> [DIRECTIONS]
Reproduce every entry exactly.

> [SOURCE RECORDS]
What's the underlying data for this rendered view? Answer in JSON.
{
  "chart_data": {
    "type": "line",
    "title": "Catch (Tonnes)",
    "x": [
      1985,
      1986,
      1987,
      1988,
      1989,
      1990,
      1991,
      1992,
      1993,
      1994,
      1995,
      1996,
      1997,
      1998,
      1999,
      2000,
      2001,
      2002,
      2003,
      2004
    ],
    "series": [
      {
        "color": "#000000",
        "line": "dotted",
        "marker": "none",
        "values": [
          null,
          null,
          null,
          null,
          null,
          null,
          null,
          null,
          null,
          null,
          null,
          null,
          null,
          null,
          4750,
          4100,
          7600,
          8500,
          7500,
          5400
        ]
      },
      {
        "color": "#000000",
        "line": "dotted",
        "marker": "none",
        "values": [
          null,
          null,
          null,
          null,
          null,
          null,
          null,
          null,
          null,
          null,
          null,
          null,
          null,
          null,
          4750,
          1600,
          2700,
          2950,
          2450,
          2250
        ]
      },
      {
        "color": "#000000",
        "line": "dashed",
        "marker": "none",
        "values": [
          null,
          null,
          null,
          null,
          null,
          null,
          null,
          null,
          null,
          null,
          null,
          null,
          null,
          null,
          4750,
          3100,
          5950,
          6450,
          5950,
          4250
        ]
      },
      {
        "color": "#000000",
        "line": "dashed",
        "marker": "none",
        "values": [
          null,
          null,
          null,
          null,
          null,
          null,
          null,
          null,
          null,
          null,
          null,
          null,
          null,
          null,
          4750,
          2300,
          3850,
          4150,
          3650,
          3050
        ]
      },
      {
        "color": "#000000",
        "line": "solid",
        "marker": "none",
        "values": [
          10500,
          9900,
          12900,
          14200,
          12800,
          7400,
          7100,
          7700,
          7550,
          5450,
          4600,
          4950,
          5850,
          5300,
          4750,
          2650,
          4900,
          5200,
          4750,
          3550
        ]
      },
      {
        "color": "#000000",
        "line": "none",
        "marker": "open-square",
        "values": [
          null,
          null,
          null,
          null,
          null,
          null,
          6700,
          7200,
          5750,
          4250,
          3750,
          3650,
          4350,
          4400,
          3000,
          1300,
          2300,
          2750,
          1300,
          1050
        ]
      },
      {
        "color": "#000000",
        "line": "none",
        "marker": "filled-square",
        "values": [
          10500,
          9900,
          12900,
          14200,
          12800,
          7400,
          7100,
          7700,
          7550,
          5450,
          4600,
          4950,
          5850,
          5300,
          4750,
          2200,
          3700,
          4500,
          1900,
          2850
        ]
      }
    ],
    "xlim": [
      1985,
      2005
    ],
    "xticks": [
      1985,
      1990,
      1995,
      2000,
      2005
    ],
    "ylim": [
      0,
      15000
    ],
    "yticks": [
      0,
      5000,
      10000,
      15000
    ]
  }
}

> [TASK SOLUTION]
What's the underlying data for this rendered view? Answer in JSON.
{
  "chart_data": {
    "type": "line",
    "title": "Catch (Tonnes)",
    "x": [
      1985,
      1986,
      1987,
      1988,
      1989,
      1990,
      1991,
      1992,
      1993,
      1994,
      1995,
      1996,
      1997,
      1998,
      1999,
      2000,
      2001,
      2002,
      2003,
      2004
    ],
    "series": [
      {
        "color": "#000000",
        "line": "dotted",
        "marker": "none",
        "values": [
          null,
          null,
          null,
          null,
          null,
          null,
          null,
          null,
          null,
          null,
          null,
          null,
          null,
          null,
          4750,
          4100,
          7600,
          8500,
          7500,
          5400
        ]
      },
      {
        "color": "#000000",
        "line": "dotted",
        "marker": "none",
        "values": [
          null,
          null,
          null,
          null,
          null,
          null,
          null,
          null,
          null,
          null,
          null,
          null,
          null,
          null,
          4750,
          1600,
          2700,
          2950,
          2450,
          2250
        ]
      },
      {
        "color": "#000000",
        "line": "dashed",
        "marker": "none",
        "values": [
          null,
          null,
          null,
          null,
          null,
          null,
          null,
          null,
          null,
          null,
          null,
          null,
          null,
          null,
          4750,
          3100,
          5950,
          6450,
          5950,
          4250
        ]
      },
      {
        "color": "#000000",
        "line": "dashed",
        "marker": "none",
        "values": [
          null,
          null,
          null,
          null,
          null,
          null,
          null,
          null,
          null,
          null,
          null,
          null,
          null,
          null,
          4750,
          2300,
          3850,
          4150,
          3650,
          3050
        ]
      },
      {
        "color": "#000000",
        "line": "solid",
        "marker": "none",
        "values": [
          10500,
          9900,
          12900,
          14200,
          12800,
          7400,
          7100,
          7700,
          7550,
          5450,
          4600,
          4950,
          5850,
          5300,
          4750,
          2650,
          4900,
          5200,
          4750,
          3550
        ]
      },
      {
        "color": "#000000",
        "line": "none",
        "marker": "open-square",
        "values": [
          null,
          null,
          null,
          null,
          null,
          null,
          6700,
          7200,
          5750,
          4250,
          3750,
          3650,
          4350,
          4400,
          3000,
          1300,
          2300,
          2750,
          1300,
          1050
        ]
      },
      {
        "color": "#000000",
        "line": "none",
        "marker": "filled-square",
        "values": [
          10500,
          9900,
          12900,
          14200,
          12800,
          7400,
          7100,
          7700,
          7550,
          5450,
          4600,
          4950,
          5850,
          5300,
          4750,
          2200,
          3700,
          4500,
          1900,
          2850
        ]
      }
    ],
    "xlim": [
      1985,
      2005
    ],
    "xticks": [
      1985,
      1990,
      1995,
      2000,
      2005
    ],
    "ylim": [
      0,
      15000
    ],
    "yticks": [
      0,
      5000,
      10000,
      15000
    ]
  }
}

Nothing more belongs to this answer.